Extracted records
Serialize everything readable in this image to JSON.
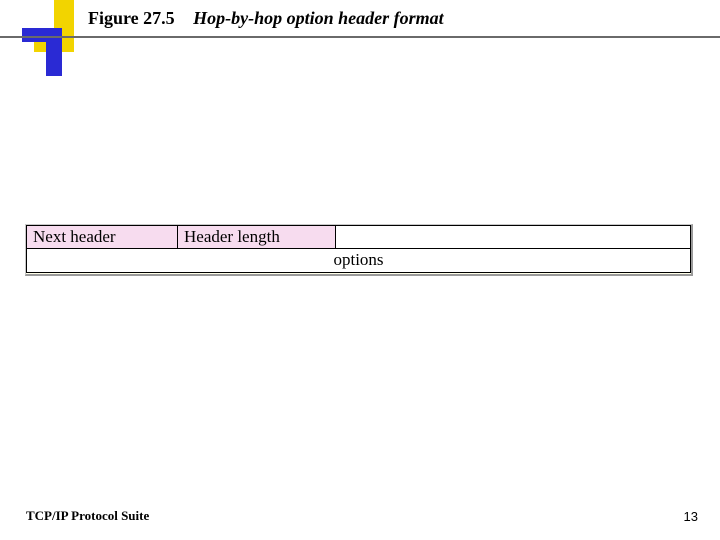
{
  "title": {
    "figure_label": "Figure 27.5",
    "caption": "Hop-by-hop option header format"
  },
  "diagram": {
    "cell_next_header": "Next header",
    "cell_header_length": "Header length",
    "cell_options": "options"
  },
  "footer": {
    "suite": "TCP/IP Protocol Suite",
    "page": "13"
  }
}
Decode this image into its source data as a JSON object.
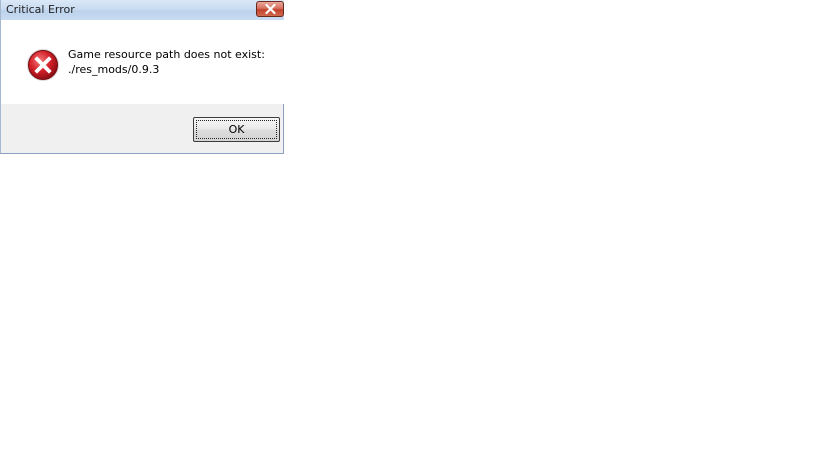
{
  "window": {
    "title": "Critical Error",
    "close_icon": "close-x-icon"
  },
  "message": {
    "icon": "error-icon",
    "line1": "Game resource path does not exist:",
    "line2": "./res_mods/0.9.3"
  },
  "buttons": {
    "ok_label": "OK"
  },
  "colors": {
    "close_button": "#c3432c",
    "error_icon": "#d3202a"
  }
}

_TO BE DONE_
Print each record exactly as it stands, leaving the images out.

_SOLUTION FOR THIS EXERCISE_
Serialize everything readable in this image to JSON.
{
  "title": {
    "figure_label": "Figure 27.5",
    "caption": "Hop-by-hop option header format"
  },
  "diagram": {
    "cell_next_header": "Next header",
    "cell_header_length": "Header length",
    "cell_options": "options"
  },
  "footer": {
    "suite": "TCP/IP Protocol Suite",
    "page": "13"
  }
}
Decode this image into its source data as a JSON object.
{
  "window": {
    "title": "Critical Error",
    "close_icon": "close-x-icon"
  },
  "message": {
    "icon": "error-icon",
    "line1": "Game resource path does not exist:",
    "line2": "./res_mods/0.9.3"
  },
  "buttons": {
    "ok_label": "OK"
  },
  "colors": {
    "close_button": "#c3432c",
    "error_icon": "#d3202a"
  }
}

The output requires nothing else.